## What to produce
Repeat every record below exactly, omitting any pictures.

--------------------------------

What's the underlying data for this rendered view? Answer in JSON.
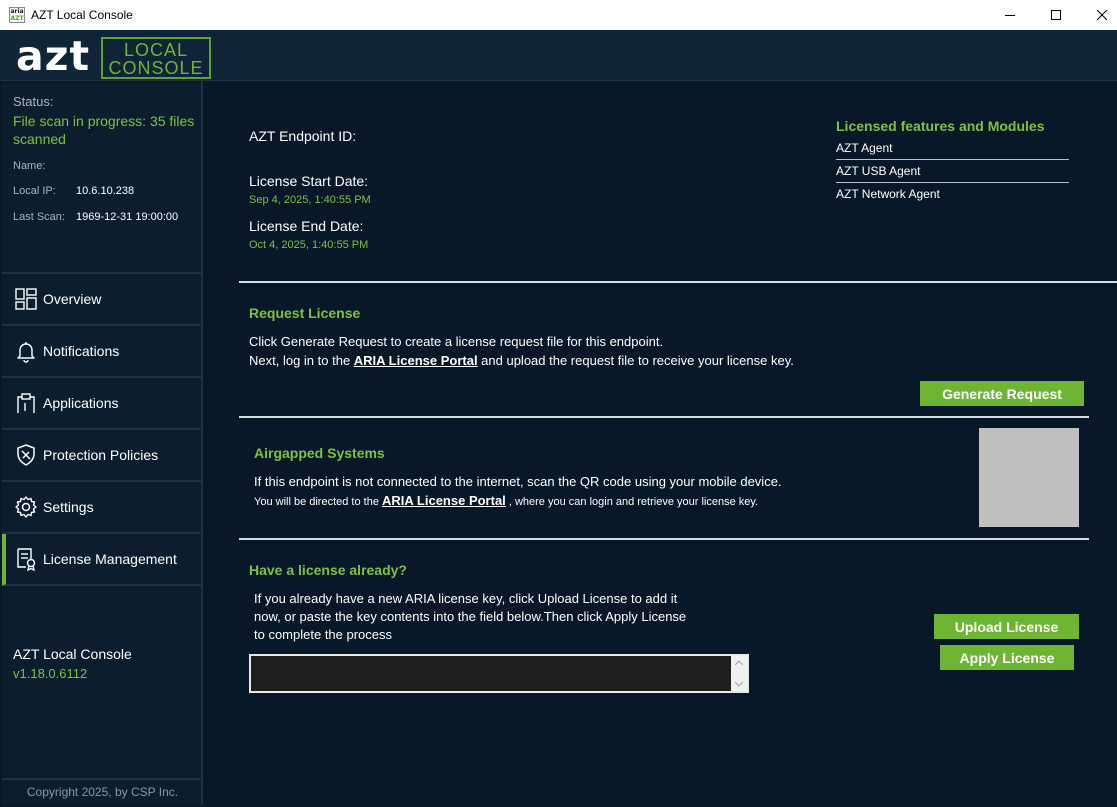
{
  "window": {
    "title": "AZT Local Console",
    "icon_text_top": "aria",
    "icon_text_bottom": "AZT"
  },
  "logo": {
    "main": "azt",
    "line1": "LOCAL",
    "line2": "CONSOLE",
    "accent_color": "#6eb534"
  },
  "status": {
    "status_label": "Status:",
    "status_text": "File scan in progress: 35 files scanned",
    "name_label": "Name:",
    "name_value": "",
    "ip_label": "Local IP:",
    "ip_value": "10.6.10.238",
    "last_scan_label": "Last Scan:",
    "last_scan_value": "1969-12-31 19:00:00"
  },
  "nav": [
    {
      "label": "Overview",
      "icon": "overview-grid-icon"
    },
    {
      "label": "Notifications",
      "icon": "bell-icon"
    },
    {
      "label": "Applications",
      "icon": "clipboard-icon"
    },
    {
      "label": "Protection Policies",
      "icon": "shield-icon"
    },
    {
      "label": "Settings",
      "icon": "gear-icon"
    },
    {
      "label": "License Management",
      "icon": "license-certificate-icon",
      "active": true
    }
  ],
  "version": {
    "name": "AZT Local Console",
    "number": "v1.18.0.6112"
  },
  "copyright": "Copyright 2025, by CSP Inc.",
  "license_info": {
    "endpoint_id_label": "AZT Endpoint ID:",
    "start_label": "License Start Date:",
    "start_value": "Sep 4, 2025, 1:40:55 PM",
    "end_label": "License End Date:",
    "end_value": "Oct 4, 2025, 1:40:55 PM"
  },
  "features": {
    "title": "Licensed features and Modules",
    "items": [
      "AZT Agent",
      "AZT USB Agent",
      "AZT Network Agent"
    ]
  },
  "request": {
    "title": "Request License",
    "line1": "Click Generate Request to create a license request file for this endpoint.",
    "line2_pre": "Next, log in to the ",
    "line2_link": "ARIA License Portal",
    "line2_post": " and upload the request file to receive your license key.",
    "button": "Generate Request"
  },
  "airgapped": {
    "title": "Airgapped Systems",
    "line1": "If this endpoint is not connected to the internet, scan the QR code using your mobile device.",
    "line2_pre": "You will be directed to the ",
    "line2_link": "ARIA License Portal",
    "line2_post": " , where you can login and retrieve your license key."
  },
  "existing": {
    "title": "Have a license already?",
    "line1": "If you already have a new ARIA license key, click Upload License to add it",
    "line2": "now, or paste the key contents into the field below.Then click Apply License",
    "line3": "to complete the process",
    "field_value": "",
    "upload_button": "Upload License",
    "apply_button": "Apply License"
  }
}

--------------------------------

## Written solution
What's the underlying data for this rendered view? Answer in JSON.
{
  "window": {
    "title": "AZT Local Console",
    "icon_text_top": "aria",
    "icon_text_bottom": "AZT"
  },
  "logo": {
    "main": "azt",
    "line1": "LOCAL",
    "line2": "CONSOLE",
    "accent_color": "#6eb534"
  },
  "status": {
    "status_label": "Status:",
    "status_text": "File scan in progress: 35 files scanned",
    "name_label": "Name:",
    "name_value": "",
    "ip_label": "Local IP:",
    "ip_value": "10.6.10.238",
    "last_scan_label": "Last Scan:",
    "last_scan_value": "1969-12-31 19:00:00"
  },
  "nav": [
    {
      "label": "Overview",
      "icon": "overview-grid-icon"
    },
    {
      "label": "Notifications",
      "icon": "bell-icon"
    },
    {
      "label": "Applications",
      "icon": "clipboard-icon"
    },
    {
      "label": "Protection Policies",
      "icon": "shield-icon"
    },
    {
      "label": "Settings",
      "icon": "gear-icon"
    },
    {
      "label": "License Management",
      "icon": "license-certificate-icon",
      "active": true
    }
  ],
  "version": {
    "name": "AZT Local Console",
    "number": "v1.18.0.6112"
  },
  "copyright": "Copyright 2025, by CSP Inc.",
  "license_info": {
    "endpoint_id_label": "AZT Endpoint ID:",
    "start_label": "License Start Date:",
    "start_value": "Sep 4, 2025, 1:40:55 PM",
    "end_label": "License End Date:",
    "end_value": "Oct 4, 2025, 1:40:55 PM"
  },
  "features": {
    "title": "Licensed features and Modules",
    "items": [
      "AZT Agent",
      "AZT USB Agent",
      "AZT Network Agent"
    ]
  },
  "request": {
    "title": "Request License",
    "line1": "Click Generate Request to create a license request file for this endpoint.",
    "line2_pre": "Next, log in to the ",
    "line2_link": "ARIA License Portal",
    "line2_post": " and upload the request file to receive your license key.",
    "button": "Generate Request"
  },
  "airgapped": {
    "title": "Airgapped Systems",
    "line1": "If this endpoint is not connected to the internet, scan the QR code using your mobile device.",
    "line2_pre": "You will be directed to the ",
    "line2_link": "ARIA License Portal",
    "line2_post": " , where you can login and retrieve your license key."
  },
  "existing": {
    "title": "Have a license already?",
    "line1": "If you already have a new ARIA license key, click Upload License to add it",
    "line2": "now, or paste the key contents into the field below.Then click Apply License",
    "line3": "to complete the process",
    "field_value": "",
    "upload_button": "Upload License",
    "apply_button": "Apply License"
  }
}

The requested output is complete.